— START —

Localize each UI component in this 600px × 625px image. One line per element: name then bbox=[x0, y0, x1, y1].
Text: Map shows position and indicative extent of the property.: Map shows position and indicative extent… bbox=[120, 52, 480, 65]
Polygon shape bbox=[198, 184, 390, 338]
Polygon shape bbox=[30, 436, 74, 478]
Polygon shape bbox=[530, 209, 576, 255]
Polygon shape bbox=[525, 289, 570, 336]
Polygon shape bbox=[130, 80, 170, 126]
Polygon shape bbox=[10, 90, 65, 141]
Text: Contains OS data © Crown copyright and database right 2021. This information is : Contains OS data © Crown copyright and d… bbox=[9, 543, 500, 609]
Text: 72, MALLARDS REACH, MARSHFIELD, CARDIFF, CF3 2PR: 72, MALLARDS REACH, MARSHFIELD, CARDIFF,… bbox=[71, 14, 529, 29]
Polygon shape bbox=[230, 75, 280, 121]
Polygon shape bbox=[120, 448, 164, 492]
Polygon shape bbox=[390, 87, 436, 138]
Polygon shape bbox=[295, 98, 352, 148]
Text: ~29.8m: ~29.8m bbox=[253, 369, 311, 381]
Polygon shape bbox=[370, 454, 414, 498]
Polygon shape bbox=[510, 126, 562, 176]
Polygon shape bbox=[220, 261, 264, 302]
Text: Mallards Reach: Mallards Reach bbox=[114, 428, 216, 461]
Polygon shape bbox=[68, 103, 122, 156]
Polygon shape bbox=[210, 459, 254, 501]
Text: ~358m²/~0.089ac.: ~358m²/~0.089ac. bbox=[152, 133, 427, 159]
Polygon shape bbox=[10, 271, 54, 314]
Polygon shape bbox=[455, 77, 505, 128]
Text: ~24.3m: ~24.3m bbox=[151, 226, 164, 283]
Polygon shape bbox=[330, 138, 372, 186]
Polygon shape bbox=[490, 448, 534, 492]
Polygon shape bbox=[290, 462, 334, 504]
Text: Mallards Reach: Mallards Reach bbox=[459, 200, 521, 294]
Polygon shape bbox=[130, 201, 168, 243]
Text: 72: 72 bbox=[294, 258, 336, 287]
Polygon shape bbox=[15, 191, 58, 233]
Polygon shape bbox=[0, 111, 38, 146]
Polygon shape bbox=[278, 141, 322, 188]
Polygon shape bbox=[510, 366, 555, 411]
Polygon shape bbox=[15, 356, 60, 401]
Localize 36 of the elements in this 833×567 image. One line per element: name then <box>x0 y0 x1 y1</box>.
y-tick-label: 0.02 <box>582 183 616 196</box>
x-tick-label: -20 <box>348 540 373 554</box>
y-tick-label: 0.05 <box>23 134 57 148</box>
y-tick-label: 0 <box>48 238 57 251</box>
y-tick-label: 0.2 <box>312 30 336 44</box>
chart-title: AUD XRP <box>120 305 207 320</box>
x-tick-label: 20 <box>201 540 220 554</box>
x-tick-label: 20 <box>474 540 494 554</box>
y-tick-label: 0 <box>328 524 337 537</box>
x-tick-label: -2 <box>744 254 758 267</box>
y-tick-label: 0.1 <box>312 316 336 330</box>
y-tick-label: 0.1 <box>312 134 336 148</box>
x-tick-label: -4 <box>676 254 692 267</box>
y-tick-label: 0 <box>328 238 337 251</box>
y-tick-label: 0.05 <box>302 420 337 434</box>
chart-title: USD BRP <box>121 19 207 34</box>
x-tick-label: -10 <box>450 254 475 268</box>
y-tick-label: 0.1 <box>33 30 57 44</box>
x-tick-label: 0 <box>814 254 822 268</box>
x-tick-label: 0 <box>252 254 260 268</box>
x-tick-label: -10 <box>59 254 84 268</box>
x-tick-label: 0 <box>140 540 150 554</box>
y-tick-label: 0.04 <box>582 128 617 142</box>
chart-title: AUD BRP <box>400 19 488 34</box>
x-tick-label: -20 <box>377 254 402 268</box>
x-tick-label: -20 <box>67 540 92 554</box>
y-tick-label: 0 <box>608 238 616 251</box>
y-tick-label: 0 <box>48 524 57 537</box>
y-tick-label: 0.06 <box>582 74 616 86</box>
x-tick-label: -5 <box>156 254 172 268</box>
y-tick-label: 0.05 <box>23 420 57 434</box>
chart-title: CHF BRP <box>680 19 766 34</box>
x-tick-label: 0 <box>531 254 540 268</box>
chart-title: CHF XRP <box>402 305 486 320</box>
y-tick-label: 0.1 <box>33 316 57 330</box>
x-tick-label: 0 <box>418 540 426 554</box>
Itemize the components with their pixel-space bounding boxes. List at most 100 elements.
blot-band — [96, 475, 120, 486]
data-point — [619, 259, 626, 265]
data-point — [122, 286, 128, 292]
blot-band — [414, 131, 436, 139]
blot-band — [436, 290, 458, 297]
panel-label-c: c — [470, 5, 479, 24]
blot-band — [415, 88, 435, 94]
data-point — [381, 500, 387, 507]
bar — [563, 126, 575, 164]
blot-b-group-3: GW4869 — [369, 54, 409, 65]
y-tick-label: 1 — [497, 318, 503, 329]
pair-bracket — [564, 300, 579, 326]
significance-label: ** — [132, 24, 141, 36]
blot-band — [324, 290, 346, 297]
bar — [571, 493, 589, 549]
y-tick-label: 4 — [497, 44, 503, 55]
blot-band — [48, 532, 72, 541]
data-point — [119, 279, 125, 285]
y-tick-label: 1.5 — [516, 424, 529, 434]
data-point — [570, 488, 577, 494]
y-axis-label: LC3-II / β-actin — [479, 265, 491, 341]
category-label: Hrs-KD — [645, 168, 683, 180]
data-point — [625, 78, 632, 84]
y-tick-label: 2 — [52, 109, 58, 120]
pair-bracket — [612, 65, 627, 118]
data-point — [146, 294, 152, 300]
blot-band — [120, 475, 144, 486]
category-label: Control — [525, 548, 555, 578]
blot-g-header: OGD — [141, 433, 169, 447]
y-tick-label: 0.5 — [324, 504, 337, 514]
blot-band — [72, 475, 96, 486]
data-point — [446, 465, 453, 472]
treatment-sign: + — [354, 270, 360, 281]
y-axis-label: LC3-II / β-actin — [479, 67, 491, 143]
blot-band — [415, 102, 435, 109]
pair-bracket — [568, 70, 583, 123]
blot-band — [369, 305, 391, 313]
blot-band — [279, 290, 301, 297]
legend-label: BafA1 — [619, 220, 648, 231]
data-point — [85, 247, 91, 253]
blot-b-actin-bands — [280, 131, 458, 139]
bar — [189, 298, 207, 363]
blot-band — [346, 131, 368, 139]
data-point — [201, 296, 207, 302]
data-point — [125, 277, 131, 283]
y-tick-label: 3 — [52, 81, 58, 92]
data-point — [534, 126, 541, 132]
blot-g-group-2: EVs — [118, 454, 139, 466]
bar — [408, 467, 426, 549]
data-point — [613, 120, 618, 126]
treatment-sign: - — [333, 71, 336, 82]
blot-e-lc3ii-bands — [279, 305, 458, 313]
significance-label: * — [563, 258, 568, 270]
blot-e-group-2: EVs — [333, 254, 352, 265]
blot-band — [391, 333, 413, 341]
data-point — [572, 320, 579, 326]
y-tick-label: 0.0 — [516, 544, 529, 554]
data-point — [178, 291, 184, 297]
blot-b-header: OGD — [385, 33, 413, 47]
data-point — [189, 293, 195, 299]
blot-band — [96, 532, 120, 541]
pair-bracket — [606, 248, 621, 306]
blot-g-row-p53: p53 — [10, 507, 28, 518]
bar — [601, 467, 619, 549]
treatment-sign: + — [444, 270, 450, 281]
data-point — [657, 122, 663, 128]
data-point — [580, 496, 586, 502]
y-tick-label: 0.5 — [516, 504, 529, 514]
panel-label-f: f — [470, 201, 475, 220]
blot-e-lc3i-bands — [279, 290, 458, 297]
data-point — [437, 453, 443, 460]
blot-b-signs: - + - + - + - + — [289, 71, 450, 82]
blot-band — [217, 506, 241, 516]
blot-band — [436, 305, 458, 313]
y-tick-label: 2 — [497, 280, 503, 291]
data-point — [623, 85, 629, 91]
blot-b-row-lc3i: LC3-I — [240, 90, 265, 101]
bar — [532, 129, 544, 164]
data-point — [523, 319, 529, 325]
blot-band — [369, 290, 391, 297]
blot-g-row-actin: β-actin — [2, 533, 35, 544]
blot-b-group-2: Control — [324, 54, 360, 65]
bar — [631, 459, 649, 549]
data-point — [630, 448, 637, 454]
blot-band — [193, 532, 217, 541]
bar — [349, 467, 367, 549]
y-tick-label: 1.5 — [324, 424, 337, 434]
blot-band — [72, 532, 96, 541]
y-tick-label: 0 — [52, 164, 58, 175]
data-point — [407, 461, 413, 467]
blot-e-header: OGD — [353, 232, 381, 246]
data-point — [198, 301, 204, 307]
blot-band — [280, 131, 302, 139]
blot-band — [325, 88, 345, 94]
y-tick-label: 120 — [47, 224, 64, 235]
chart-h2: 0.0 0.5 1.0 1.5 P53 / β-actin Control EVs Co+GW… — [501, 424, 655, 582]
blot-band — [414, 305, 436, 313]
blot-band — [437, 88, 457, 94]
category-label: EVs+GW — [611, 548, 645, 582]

— END —

### Exercise objective
Extract every line of the data that contains the word "image", matching case exactly.

### Solution to this task
Localize each UI component in this 600px × 625px image. One line per element: name then bbox=[x0, y0, x1, y1].
Localize 36 of the elements in this 833×567 image. One line per element: name then <box>x0 y0 x1 y1</box>.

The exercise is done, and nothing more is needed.